Return the count of lines that mention "даръ", with no other words.
— Start of EXERCISE INPUT —
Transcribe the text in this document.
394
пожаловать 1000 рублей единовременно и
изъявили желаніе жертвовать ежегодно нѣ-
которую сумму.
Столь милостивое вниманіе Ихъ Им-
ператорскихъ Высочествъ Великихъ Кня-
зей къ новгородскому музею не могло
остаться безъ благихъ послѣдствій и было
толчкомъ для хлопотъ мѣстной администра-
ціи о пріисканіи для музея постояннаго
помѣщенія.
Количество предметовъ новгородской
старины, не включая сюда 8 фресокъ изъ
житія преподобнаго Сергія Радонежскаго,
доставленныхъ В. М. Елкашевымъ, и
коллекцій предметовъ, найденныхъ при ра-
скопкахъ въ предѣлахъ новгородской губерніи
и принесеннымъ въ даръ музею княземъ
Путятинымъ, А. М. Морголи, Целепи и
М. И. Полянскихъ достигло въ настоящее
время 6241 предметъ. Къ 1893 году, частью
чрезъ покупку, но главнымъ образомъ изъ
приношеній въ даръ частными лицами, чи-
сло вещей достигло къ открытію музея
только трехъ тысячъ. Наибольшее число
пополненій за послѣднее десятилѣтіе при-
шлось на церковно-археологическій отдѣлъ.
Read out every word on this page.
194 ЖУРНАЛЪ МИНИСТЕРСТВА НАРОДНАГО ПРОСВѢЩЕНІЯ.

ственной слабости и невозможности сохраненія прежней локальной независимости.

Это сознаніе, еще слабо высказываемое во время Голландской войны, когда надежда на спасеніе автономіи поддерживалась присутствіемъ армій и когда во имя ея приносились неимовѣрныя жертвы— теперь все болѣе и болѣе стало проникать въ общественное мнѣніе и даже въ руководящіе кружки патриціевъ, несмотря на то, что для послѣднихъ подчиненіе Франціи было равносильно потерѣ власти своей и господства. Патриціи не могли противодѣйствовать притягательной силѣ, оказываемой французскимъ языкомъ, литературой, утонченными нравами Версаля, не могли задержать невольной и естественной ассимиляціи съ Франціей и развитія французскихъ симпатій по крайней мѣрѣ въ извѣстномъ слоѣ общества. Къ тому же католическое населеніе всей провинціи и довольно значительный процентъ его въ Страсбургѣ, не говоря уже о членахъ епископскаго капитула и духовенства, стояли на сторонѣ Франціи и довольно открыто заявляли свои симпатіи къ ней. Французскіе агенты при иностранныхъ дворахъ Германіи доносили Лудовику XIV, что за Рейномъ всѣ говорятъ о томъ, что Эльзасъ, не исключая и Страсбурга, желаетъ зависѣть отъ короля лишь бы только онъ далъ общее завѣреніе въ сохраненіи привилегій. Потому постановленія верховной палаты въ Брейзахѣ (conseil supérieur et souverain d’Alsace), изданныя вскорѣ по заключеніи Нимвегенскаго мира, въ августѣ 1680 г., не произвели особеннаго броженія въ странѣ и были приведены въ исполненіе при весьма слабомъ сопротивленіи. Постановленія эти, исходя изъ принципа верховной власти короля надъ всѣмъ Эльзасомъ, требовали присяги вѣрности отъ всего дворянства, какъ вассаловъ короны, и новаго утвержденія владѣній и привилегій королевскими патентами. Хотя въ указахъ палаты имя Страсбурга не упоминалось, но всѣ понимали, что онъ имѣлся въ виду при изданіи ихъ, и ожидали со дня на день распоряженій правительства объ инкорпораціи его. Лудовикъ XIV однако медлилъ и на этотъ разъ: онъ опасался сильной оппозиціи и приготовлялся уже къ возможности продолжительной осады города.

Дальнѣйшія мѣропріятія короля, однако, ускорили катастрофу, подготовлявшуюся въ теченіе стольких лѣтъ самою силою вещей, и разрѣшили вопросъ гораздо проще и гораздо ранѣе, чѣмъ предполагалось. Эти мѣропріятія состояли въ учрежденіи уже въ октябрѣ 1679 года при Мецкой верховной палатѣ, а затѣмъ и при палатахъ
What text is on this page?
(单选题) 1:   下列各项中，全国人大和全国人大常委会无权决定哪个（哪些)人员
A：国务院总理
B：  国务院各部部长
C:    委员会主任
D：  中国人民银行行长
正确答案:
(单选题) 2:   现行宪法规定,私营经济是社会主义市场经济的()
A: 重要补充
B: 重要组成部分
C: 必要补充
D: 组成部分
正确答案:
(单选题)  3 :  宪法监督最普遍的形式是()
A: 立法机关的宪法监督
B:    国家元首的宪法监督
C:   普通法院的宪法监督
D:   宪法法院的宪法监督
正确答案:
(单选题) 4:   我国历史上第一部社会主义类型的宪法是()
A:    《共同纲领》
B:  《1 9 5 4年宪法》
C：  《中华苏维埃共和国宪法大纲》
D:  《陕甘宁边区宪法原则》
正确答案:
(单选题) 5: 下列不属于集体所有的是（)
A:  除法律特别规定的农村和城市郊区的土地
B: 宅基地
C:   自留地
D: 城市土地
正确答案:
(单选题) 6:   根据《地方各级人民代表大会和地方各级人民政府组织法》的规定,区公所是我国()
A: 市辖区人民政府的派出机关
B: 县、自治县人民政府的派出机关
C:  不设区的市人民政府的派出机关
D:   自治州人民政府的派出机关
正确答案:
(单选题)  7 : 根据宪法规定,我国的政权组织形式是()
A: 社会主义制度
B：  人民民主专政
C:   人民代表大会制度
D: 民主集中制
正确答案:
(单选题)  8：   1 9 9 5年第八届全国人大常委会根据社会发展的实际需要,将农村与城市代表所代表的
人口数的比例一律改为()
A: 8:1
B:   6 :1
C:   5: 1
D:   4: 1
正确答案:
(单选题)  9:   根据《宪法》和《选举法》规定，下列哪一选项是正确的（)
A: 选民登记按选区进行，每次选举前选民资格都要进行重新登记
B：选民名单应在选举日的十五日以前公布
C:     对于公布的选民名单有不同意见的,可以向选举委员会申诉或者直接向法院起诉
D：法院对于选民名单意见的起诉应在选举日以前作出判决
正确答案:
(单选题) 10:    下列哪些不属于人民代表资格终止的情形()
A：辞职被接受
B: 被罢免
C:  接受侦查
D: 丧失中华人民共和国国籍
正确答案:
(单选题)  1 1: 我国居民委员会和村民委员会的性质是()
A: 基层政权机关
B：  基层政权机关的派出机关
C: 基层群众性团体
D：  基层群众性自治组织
— End of EXERCISE INPUT —
### SOLVED PROBLEM:
2